> **EXERCISE INPUTS**:
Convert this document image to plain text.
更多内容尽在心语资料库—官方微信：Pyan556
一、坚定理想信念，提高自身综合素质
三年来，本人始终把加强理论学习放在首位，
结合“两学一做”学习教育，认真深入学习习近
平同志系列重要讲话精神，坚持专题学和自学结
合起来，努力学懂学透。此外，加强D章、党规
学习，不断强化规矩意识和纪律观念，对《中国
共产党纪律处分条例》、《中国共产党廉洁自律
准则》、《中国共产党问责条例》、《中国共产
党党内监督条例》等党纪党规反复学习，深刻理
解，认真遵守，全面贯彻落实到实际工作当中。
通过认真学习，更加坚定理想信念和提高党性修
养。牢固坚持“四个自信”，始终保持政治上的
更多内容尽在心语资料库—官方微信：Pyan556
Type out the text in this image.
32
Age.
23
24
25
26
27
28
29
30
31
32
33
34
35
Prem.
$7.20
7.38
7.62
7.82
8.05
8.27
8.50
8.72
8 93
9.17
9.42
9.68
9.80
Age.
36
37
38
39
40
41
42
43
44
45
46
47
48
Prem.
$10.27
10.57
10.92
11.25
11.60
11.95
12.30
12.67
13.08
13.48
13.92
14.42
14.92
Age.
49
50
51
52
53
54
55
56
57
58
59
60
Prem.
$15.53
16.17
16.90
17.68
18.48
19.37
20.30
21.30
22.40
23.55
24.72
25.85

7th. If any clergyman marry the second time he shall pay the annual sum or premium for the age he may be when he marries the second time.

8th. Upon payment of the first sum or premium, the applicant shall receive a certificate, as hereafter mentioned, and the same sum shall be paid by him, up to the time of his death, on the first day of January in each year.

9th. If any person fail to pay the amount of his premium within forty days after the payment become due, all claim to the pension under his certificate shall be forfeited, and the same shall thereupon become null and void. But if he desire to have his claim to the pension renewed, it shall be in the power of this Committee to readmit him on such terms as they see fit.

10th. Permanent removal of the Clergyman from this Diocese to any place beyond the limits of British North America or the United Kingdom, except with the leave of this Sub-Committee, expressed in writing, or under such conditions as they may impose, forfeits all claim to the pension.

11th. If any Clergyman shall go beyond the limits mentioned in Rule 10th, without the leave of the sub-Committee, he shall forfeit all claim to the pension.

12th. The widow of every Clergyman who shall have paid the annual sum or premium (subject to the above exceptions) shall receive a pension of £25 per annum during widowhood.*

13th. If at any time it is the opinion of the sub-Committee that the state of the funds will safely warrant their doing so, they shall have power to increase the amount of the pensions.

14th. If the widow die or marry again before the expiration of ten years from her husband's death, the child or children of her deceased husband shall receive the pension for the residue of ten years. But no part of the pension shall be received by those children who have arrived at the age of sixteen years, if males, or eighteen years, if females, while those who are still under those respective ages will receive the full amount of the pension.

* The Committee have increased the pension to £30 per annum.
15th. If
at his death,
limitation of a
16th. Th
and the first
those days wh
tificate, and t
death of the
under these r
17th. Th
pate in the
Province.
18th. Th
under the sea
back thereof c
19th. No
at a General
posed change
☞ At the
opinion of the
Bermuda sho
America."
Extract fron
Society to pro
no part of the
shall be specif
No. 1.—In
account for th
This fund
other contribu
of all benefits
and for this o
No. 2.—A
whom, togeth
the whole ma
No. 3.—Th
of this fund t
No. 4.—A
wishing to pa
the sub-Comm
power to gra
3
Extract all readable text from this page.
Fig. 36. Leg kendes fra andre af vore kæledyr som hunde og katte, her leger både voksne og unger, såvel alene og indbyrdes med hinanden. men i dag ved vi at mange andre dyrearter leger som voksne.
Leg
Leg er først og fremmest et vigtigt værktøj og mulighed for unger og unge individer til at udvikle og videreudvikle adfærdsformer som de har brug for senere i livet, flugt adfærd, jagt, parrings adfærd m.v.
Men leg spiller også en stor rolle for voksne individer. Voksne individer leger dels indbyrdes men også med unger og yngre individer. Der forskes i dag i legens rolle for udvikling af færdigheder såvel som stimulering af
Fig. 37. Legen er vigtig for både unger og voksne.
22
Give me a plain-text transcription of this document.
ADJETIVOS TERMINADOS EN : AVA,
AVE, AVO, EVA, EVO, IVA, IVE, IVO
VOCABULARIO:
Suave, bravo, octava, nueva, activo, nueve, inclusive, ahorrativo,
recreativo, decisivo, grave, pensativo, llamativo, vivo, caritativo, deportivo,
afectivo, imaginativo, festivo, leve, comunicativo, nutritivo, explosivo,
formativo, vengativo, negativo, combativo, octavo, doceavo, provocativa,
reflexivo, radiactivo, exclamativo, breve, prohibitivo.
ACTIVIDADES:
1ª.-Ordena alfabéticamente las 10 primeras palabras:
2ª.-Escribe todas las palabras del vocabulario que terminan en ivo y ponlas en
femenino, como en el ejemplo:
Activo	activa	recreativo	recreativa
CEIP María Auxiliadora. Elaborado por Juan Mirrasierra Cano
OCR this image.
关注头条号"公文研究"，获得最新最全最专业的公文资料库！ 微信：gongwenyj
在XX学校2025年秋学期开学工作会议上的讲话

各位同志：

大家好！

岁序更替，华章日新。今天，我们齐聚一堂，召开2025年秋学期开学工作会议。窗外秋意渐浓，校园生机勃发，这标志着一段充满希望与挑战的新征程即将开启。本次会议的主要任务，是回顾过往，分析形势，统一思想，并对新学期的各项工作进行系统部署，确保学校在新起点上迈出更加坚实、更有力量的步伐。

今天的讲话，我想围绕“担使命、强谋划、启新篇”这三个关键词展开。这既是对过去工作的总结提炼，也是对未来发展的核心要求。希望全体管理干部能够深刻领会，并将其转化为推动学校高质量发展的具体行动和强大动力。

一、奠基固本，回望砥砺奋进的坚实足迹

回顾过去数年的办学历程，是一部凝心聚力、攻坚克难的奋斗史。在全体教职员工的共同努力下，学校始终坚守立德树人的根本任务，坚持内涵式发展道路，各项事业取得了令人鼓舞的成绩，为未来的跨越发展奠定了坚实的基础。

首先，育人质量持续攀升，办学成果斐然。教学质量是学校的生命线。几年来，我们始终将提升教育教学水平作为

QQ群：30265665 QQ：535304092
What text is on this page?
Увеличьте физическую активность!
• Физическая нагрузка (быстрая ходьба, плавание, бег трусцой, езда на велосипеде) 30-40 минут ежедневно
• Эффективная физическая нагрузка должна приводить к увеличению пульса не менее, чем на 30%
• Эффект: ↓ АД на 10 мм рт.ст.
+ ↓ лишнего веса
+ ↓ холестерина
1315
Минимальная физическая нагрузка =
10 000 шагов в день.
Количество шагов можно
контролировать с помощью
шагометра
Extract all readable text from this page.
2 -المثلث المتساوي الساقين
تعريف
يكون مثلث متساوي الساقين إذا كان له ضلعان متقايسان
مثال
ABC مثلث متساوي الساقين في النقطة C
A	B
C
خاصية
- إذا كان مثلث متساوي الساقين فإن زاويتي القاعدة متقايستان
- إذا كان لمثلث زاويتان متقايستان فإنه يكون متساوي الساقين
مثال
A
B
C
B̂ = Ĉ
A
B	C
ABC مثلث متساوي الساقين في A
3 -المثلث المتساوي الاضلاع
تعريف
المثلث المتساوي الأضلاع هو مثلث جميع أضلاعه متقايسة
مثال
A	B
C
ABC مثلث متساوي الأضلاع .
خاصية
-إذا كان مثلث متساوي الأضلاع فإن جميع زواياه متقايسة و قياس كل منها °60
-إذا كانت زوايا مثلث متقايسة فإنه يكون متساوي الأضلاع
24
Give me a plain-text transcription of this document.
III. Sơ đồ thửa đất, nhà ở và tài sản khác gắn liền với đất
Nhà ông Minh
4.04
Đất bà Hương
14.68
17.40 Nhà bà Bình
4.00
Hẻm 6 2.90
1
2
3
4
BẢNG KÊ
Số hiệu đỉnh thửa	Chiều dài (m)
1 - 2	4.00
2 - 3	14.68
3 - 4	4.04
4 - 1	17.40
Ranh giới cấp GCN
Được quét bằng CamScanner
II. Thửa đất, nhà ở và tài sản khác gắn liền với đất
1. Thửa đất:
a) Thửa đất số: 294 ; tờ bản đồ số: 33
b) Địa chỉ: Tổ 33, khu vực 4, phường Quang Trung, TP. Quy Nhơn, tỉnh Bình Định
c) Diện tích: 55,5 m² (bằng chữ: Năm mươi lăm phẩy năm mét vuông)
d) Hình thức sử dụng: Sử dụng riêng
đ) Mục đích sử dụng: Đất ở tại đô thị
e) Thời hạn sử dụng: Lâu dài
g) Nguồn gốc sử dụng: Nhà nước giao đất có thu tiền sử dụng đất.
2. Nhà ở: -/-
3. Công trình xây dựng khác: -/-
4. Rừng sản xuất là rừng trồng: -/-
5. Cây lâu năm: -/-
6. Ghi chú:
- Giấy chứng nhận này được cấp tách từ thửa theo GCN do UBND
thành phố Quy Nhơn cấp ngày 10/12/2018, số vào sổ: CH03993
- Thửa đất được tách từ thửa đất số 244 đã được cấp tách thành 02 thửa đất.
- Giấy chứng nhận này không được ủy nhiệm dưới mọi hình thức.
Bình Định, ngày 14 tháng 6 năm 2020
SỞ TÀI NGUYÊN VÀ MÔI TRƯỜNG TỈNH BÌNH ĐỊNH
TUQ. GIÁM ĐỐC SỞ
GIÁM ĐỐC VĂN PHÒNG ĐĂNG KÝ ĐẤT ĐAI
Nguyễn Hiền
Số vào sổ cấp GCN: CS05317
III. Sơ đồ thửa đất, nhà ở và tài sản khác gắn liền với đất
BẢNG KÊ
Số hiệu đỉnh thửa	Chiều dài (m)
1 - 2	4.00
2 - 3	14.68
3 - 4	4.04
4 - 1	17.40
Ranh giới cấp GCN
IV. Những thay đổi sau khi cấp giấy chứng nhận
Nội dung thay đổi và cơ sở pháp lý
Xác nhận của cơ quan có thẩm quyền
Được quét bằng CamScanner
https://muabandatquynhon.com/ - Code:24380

> **GIVEN INSTRUCTION**: Gather each line in these records that contains the string "paid".

> **EXPECTED OUTPUT**:
8th. Upon payment of the first sum or premium, the applicant shall receive a certificate, as hereafter mentioned, and the same sum shall be paid by him, up to the time of his death, on the first day of January in each year.
12th. The widow of every Clergyman who shall have paid the annual sum or premium (subject to the above exceptions) shall receive a pension of £25 per annum during widowhood.*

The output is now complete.